Given problem: Write out each line in which the string "name" is present.
— Begin —
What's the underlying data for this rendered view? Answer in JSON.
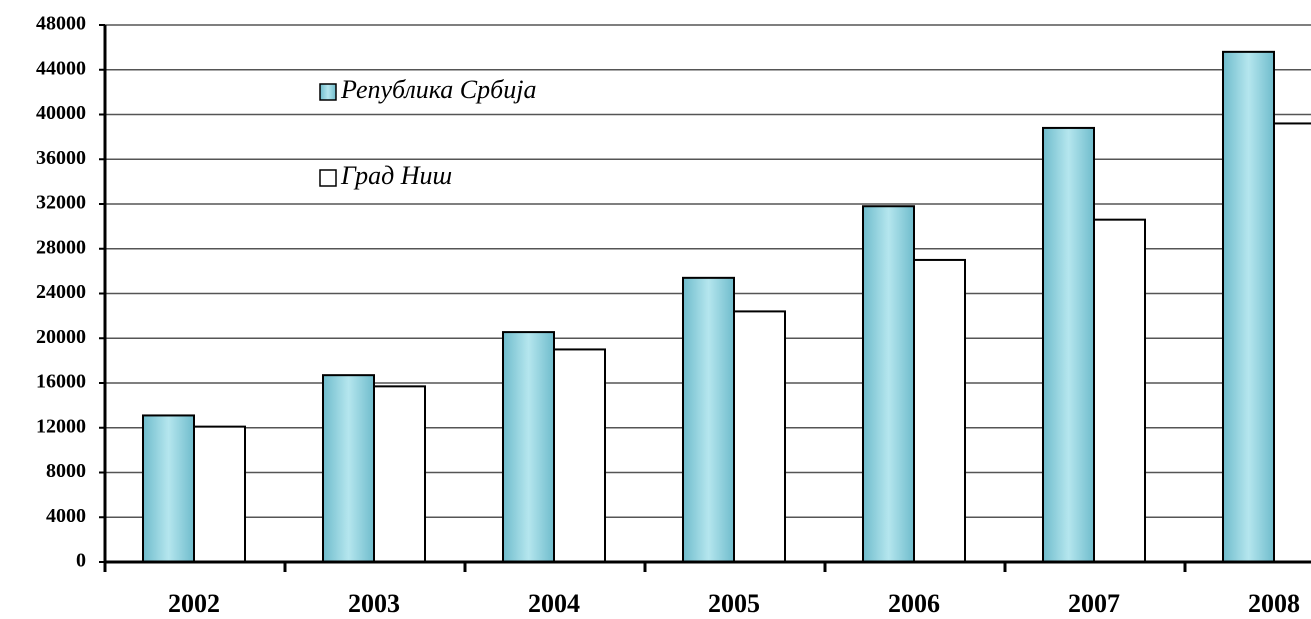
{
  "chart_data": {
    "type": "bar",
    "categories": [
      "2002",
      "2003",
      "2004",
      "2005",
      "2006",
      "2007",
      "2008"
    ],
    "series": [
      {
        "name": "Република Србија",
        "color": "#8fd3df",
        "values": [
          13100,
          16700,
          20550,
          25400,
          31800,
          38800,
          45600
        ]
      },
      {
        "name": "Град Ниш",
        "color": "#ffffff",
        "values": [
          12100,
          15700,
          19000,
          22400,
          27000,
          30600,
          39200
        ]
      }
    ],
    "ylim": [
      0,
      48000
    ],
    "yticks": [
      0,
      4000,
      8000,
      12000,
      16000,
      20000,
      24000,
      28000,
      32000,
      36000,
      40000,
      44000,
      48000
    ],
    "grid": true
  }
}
— End —
Solution for this problem:
        "name": "Република Србија",
        "name": "Град Ниш",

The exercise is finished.